** Start **

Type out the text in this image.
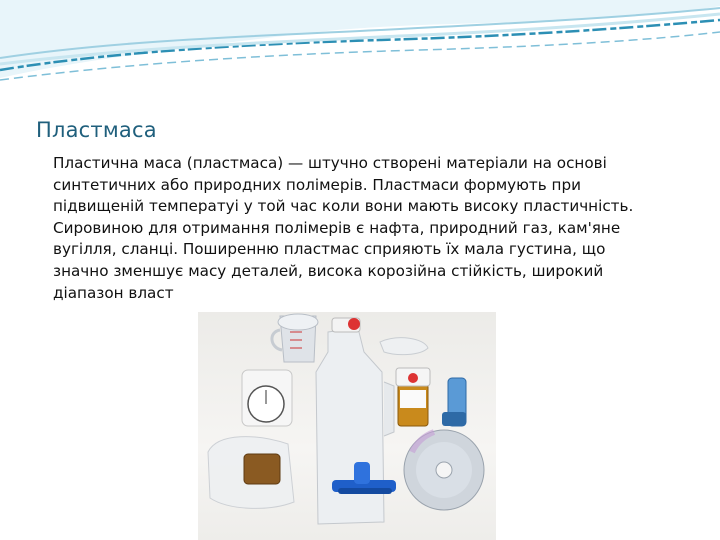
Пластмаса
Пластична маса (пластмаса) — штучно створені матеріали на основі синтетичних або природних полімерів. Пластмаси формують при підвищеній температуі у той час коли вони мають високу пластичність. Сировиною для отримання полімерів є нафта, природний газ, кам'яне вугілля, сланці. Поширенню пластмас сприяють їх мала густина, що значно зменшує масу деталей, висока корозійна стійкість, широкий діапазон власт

** End **
** Start **

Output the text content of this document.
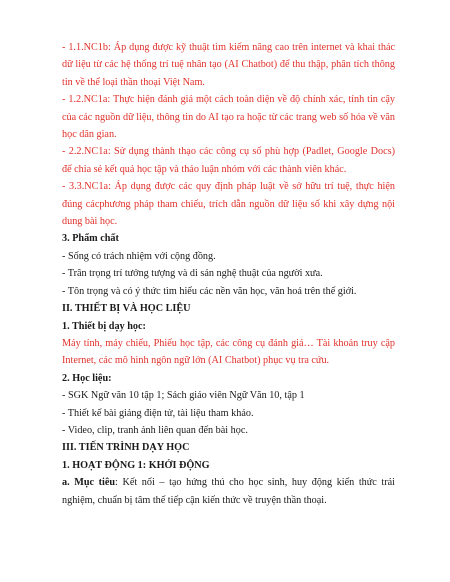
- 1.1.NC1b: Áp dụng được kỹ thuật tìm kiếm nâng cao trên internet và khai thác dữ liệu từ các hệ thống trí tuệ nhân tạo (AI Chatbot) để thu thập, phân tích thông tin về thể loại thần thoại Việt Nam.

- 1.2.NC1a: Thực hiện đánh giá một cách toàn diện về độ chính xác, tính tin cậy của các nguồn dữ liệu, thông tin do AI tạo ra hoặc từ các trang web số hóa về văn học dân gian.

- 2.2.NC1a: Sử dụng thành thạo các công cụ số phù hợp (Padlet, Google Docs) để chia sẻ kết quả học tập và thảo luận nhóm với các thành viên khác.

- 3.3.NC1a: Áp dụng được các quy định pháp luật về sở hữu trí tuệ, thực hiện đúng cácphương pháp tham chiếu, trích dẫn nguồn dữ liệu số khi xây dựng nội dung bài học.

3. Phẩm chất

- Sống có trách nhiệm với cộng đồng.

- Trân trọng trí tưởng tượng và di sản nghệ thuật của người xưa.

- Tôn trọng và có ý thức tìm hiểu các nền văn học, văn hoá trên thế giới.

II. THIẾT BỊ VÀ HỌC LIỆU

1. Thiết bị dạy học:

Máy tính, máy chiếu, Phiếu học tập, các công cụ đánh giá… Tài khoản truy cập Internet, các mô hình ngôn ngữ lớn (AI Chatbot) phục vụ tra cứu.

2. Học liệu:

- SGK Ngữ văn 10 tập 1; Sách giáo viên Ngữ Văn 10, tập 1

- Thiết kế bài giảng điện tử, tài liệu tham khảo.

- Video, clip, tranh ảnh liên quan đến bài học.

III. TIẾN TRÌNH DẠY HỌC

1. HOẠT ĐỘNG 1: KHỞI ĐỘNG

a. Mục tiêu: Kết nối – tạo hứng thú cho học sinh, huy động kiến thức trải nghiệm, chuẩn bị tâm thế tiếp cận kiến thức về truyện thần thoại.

** End **

*What is being asked:* State how many lines of the records hold the string "nguồn", and nothing else.

*Expected answer:* 2